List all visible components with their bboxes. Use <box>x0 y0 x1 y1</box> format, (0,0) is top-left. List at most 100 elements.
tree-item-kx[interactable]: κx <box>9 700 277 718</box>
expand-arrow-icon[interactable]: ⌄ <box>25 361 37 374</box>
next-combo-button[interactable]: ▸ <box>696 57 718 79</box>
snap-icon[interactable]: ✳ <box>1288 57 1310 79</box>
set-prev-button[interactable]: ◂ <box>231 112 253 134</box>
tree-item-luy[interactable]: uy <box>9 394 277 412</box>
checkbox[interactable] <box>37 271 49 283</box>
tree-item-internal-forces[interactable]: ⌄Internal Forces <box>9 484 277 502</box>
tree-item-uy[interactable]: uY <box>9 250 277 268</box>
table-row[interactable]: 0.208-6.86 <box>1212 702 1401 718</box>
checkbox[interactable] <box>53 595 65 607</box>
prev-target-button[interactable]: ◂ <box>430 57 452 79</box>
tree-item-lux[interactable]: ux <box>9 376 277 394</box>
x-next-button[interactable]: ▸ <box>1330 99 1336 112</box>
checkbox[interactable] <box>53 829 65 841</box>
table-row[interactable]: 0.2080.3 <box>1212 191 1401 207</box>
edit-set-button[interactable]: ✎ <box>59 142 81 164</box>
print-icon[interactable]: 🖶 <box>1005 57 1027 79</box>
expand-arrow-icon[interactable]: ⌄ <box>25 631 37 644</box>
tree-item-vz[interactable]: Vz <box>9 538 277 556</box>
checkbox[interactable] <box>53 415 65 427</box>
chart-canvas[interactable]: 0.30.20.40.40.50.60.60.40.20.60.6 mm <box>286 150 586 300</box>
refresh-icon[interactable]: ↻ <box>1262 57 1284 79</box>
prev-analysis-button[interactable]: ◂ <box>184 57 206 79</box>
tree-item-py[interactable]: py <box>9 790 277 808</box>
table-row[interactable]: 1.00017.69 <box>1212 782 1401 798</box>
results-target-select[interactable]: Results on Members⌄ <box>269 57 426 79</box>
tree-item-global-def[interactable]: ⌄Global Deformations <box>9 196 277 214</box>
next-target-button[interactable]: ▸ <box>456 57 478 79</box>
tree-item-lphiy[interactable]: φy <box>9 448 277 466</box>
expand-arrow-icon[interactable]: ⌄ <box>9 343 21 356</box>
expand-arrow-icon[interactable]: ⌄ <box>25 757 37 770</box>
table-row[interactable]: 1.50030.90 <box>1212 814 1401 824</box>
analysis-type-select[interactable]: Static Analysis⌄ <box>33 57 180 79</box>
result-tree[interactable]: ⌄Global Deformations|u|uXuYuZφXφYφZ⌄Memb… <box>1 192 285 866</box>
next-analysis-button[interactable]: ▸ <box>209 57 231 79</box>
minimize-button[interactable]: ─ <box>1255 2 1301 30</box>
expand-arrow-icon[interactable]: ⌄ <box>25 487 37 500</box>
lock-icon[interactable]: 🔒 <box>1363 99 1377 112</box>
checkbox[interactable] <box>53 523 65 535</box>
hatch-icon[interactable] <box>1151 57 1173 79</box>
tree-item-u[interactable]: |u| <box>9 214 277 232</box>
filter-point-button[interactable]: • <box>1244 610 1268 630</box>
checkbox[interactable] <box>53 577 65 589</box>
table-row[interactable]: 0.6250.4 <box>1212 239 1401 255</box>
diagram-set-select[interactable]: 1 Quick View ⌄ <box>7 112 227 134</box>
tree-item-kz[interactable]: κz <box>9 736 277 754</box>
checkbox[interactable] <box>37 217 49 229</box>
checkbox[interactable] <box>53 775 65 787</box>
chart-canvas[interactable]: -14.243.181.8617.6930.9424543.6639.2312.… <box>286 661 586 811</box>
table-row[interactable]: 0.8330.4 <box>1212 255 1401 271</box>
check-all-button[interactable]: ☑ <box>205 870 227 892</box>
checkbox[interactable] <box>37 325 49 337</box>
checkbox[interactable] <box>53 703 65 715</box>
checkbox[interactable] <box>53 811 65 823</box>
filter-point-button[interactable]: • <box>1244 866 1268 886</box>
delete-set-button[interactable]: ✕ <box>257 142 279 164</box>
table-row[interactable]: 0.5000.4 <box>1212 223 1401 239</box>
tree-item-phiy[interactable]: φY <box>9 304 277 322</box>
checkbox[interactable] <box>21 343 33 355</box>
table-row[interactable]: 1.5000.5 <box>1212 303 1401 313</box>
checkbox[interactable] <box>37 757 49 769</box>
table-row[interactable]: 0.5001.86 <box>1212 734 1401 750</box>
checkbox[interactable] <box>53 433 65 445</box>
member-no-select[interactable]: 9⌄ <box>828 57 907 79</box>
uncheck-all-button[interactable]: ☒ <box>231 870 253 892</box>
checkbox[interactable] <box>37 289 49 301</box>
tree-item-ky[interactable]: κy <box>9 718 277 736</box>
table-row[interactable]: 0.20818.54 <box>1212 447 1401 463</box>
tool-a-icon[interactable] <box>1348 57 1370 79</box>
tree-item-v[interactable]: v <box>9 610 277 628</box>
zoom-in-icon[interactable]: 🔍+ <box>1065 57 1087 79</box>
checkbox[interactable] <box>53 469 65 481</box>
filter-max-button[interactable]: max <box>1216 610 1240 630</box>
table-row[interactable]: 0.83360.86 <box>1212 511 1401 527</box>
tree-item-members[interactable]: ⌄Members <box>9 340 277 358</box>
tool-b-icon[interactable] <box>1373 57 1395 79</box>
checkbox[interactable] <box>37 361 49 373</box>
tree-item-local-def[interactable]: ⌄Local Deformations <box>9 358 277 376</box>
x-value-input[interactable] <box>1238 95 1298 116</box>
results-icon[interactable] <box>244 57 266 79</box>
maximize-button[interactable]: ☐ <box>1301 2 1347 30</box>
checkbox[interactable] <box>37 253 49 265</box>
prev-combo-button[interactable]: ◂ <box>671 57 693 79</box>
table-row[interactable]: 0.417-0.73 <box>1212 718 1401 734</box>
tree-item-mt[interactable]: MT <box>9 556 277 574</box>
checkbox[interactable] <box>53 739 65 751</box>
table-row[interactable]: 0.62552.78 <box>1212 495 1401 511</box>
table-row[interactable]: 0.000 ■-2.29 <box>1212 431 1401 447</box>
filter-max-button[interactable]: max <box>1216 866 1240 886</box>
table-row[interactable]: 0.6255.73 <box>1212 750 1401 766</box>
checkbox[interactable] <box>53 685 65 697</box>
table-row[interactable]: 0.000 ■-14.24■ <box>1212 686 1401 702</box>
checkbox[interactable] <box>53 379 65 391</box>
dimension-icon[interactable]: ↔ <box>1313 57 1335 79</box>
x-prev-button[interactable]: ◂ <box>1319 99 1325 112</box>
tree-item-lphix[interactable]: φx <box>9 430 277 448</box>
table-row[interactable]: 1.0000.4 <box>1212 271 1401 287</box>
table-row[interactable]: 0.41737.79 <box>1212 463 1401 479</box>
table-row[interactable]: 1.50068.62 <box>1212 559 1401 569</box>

__Written problem__.
Put every line of the material above into a JSON list of strings, one string per line, leaving out any blank lines.

__Answer for the task__.
[
  "List all visible components with their bboxes. Use <box>x0 y0 x1 y1</box> format, (0,0) is top-left. List at most 100 elements.",
  "tree-item-kx[interactable]: κx <box>9 700 277 718</box>",
  "expand-arrow-icon[interactable]: ⌄ <box>25 361 37 374</box>",
  "next-combo-button[interactable]: ▸ <box>696 57 718 79</box>",
  "snap-icon[interactable]: ✳ <box>1288 57 1310 79</box>",
  "set-prev-button[interactable]: ◂ <box>231 112 253 134</box>",
  "tree-item-luy[interactable]: uy <box>9 394 277 412</box>",
  "checkbox[interactable] <box>37 271 49 283</box>",
  "tree-item-internal-forces[interactable]: ⌄Internal Forces <box>9 484 277 502</box>",
  "tree-item-uy[interactable]: uY <box>9 250 277 268</box>",
  "table-row[interactable]: 0.208-6.86 <box>1212 702 1401 718</box>",
  "checkbox[interactable] <box>53 595 65 607</box>",
  "prev-target-button[interactable]: ◂ <box>430 57 452 79</box>",
  "tree-item-lux[interactable]: ux <box>9 376 277 394</box>",
  "x-next-button[interactable]: ▸ <box>1330 99 1336 112</box>",
  "checkbox[interactable] <box>53 829 65 841</box>",
  "table-row[interactable]: 0.2080.3 <box>1212 191 1401 207</box>",
  "edit-set-button[interactable]: ✎ <box>59 142 81 164</box>",
  "print-icon[interactable]: 🖶 <box>1005 57 1027 79</box>",
  "expand-arrow-icon[interactable]: ⌄ <box>25 631 37 644</box>",
  "tree-item-vz[interactable]: Vz <box>9 538 277 556</box>",
  "checkbox[interactable] <box>53 415 65 427</box>",
  "chart-canvas[interactable]: 0.30.20.40.40.50.60.60.40.20.60.6 mm <box>286 150 586 300</box>",
  "refresh-icon[interactable]: ↻ <box>1262 57 1284 79</box>",
  "prev-analysis-button[interactable]: ◂ <box>184 57 206 79</box>",
  "tree-item-py[interactable]: py <box>9 790 277 808</box>",
  "table-row[interactable]: 1.00017.69 <box>1212 782 1401 798</box>",
  "results-target-select[interactable]: Results on Members⌄ <box>269 57 426 79</box>",
  "tree-item-global-def[interactable]: ⌄Global Deformations <box>9 196 277 214</box>",
  "next-target-button[interactable]: ▸ <box>456 57 478 79</box>",
  "tree-item-lphiy[interactable]: φy <box>9 448 277 466</box>",
  "expand-arrow-icon[interactable]: ⌄ <box>9 343 21 356</box>",
  "expand-arrow-icon[interactable]: ⌄ <box>25 757 37 770</box>",
  "table-row[interactable]: 1.50030.90 <box>1212 814 1401 824</box>",
  "analysis-type-select[interactable]: Static Analysis⌄ <box>33 57 180 79</box>",
  "result-tree[interactable]: ⌄Global Deformations|u|uXuYuZφXφYφZ⌄Memb… <box>1 192 285 866</box>",
  "next-analysis-button[interactable]: ▸ <box>209 57 231 79</box>",
  "minimize-button[interactable]: ─ <box>1255 2 1301 30</box>",
  "expand-arrow-icon[interactable]: ⌄ <box>25 487 37 500</box>",
  "lock-icon[interactable]: 🔒 <box>1363 99 1377 112</box>",
  "checkbox[interactable] <box>53 523 65 535</box>",
  "hatch-icon[interactable] <box>1151 57 1173 79</box>",
  "tree-item-u[interactable]: |u| <box>9 214 277 232</box>",
  "filter-point-button[interactable]: • <box>1244 610 1268 630</box>",
  "checkbox[interactable] <box>53 577 65 589</box>",
  "table-row[interactable]: 0.6250.4 <box>1212 239 1401 255</box>",
  "diagram-set-select[interactable]: 1 Quick View ⌄ <box>7 112 227 134</box>",
  "tree-item-kz[interactable]: κz <box>9 736 277 754</box>",
  "checkbox[interactable] <box>37 217 49 229</box>",
  "checkbox[interactable] <box>53 775 65 787</box>",
  "chart-canvas[interactable]: -14.243.181.8617.6930.9424543.6639.2312.… <box>286 661 586 811</box>",
  "table-row[interactable]: 0.8330.4 <box>1212 255 1401 271</box>",
  "check-all-button[interactable]: ☑ <box>205 870 227 892</box>",
  "checkbox[interactable] <box>37 325 49 337</box>",
  "checkbox[interactable] <box>53 703 65 715</box>",
  "checkbox[interactable] <box>53 811 65 823</box>",
  "filter-point-button[interactable]: • <box>1244 866 1268 886</box>",
  "delete-set-button[interactable]: ✕ <box>257 142 279 164</box>",
  "table-row[interactable]: 0.5000.4 <box>1212 223 1401 239</box>",
  "tree-item-phiy[interactable]: φY <box>9 304 277 322</box>",
  "checkbox[interactable] <box>21 343 33 355</box>",
  "table-row[interactable]: 1.5000.5 <box>1212 303 1401 313</box>",
  "checkbox[interactable] <box>37 757 49 769</box>",
  "table-row[interactable]: 0.5001.86 <box>1212 734 1401 750</box>",
  "checkbox[interactable] <box>53 433 65 445</box>",
  "member-no-select[interactable]: 9⌄ <box>828 57 907 79</box>",
  "uncheck-all-button[interactable]: ☒ <box>231 870 253 892</box>",
  "checkbox[interactable] <box>37 289 49 301</box>",
  "tree-item-ky[interactable]: κy <box>9 718 277 736</box>",
  "table-row[interactable]: 0.20818.54 <box>1212 447 1401 463</box>",
  "tool-a-icon[interactable] <box>1348 57 1370 79</box>",
  "tree-item-v[interactable]: v <box>9 610 277 628</box>",
  "zoom-in-icon[interactable]: 🔍+ <box>1065 57 1087 79</box>",
  "checkbox[interactable] <box>53 469 65 481</box>",
  "filter-max-button[interactable]: max <box>1216 610 1240 630</box>",
  "table-row[interactable]: 0.83360.86 <box>1212 511 1401 527</box>",
  "tree-item-members[interactable]: ⌄Members <box>9 340 277 358</box>",
  "tool-b-icon[interactable] <box>1373 57 1395 79</box>",
  "checkbox[interactable] <box>37 361 49 373</box>",
  "tree-item-local-def[interactable]: ⌄Local Deformations <box>9 358 277 376</box>",
  "x-value-input[interactable] <box>1238 95 1298 116</box>",
  "results-icon[interactable] <box>244 57 266 79</box>",
  "maximize-button[interactable]: ☐ <box>1301 2 1347 30</box>",
  "checkbox[interactable] <box>37 253 49 265</box>",
  "prev-combo-button[interactable]: ◂ <box>671 57 693 79</box>",
  "table-row[interactable]: 0.417-0.73 <box>1212 718 1401 734</box>",
  "tree-item-mt[interactable]: MT <box>9 556 277 574</box>",
  "checkbox[interactable] <box>53 739 65 751</box>",
  "table-row[interactable]: 0.62552.78 <box>1212 495 1401 511</box>",
  "table-row[interactable]: 0.000 ■-2.29 <box>1212 431 1401 447</box>",
  "filter-max-button[interactable]: max <box>1216 866 1240 886</box>",
  "table-row[interactable]: 0.6255.73 <box>1212 750 1401 766</box>",
  "checkbox[interactable] <box>53 685 65 697</box>",
  "table-row[interactable]: 0.000 ■-14.24■ <box>1212 686 1401 702</box>",
  "checkbox[interactable] <box>53 379 65 391</box>",
  "dimension-icon[interactable]: ↔ <box>1313 57 1335 79</box>",
  "x-prev-button[interactable]: ◂ <box>1319 99 1325 112</box>",
  "tree-item-lphix[interactable]: φx <box>9 430 277 448</box>",
  "table-row[interactable]: 1.0000.4 <box>1212 271 1401 287</box>",
  "table-row[interactable]: 0.41737.79 <box>1212 463 1401 479</box>",
  "table-row[interactable]: 1.50068.62 <box>1212 559 1401 569</box>"
]